### Task to complete
Copy every entry word for word. Skip the pictures.

------ Listed records ------

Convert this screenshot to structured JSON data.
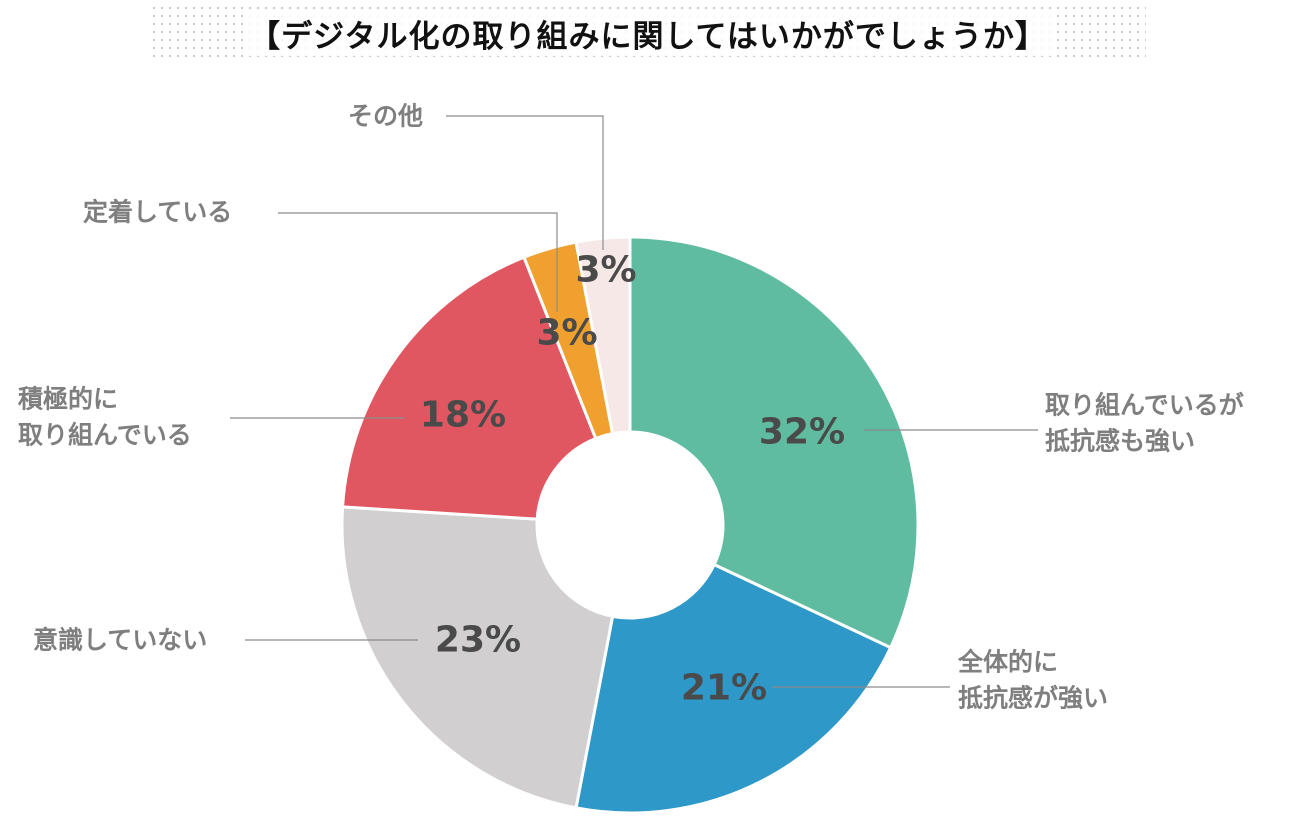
{
  "title": "【デジタル化の取り組みに関してはいかがでしょうか】",
  "chart_data": {
    "type": "pie",
    "style": "donut",
    "start_angle": "12 o'clock, clockwise",
    "slices": [
      {
        "label_lines": [
          "取り組んでいるが",
          "抵抗感も強い"
        ],
        "value": 32,
        "value_label": "32%",
        "color": "#5fbca0"
      },
      {
        "label_lines": [
          "全体的に",
          "抵抗感が強い"
        ],
        "value": 21,
        "value_label": "21%",
        "color": "#2e98c9"
      },
      {
        "label_lines": [
          "意識していない"
        ],
        "value": 23,
        "value_label": "23%",
        "color": "#d1cfcf"
      },
      {
        "label_lines": [
          "積極的に",
          "取り組んでいる"
        ],
        "value": 18,
        "value_label": "18%",
        "color": "#e05762"
      },
      {
        "label_lines": [
          "定着している"
        ],
        "value": 3,
        "value_label": "3%",
        "color": "#f0a02e"
      },
      {
        "label_lines": [
          "その他"
        ],
        "value": 3,
        "value_label": "3%",
        "color": "#f5e8e6"
      }
    ],
    "colors": {
      "value_text": "#4a4a4a",
      "category_text": "#7f7f7f",
      "leader_line": "#8c8c8c",
      "slice_border": "#ffffff"
    }
  }
}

------

### Task solution
Convert this screenshot to structured JSON data.
{
  "title": "【デジタル化の取り組みに関してはいかがでしょうか】",
  "chart_data": {
    "type": "pie",
    "style": "donut",
    "start_angle": "12 o'clock, clockwise",
    "slices": [
      {
        "label_lines": [
          "取り組んでいるが",
          "抵抗感も強い"
        ],
        "value": 32,
        "value_label": "32%",
        "color": "#5fbca0"
      },
      {
        "label_lines": [
          "全体的に",
          "抵抗感が強い"
        ],
        "value": 21,
        "value_label": "21%",
        "color": "#2e98c9"
      },
      {
        "label_lines": [
          "意識していない"
        ],
        "value": 23,
        "value_label": "23%",
        "color": "#d1cfcf"
      },
      {
        "label_lines": [
          "積極的に",
          "取り組んでいる"
        ],
        "value": 18,
        "value_label": "18%",
        "color": "#e05762"
      },
      {
        "label_lines": [
          "定着している"
        ],
        "value": 3,
        "value_label": "3%",
        "color": "#f0a02e"
      },
      {
        "label_lines": [
          "その他"
        ],
        "value": 3,
        "value_label": "3%",
        "color": "#f5e8e6"
      }
    ],
    "colors": {
      "value_text": "#4a4a4a",
      "category_text": "#7f7f7f",
      "leader_line": "#8c8c8c",
      "slice_border": "#ffffff"
    }
  }
}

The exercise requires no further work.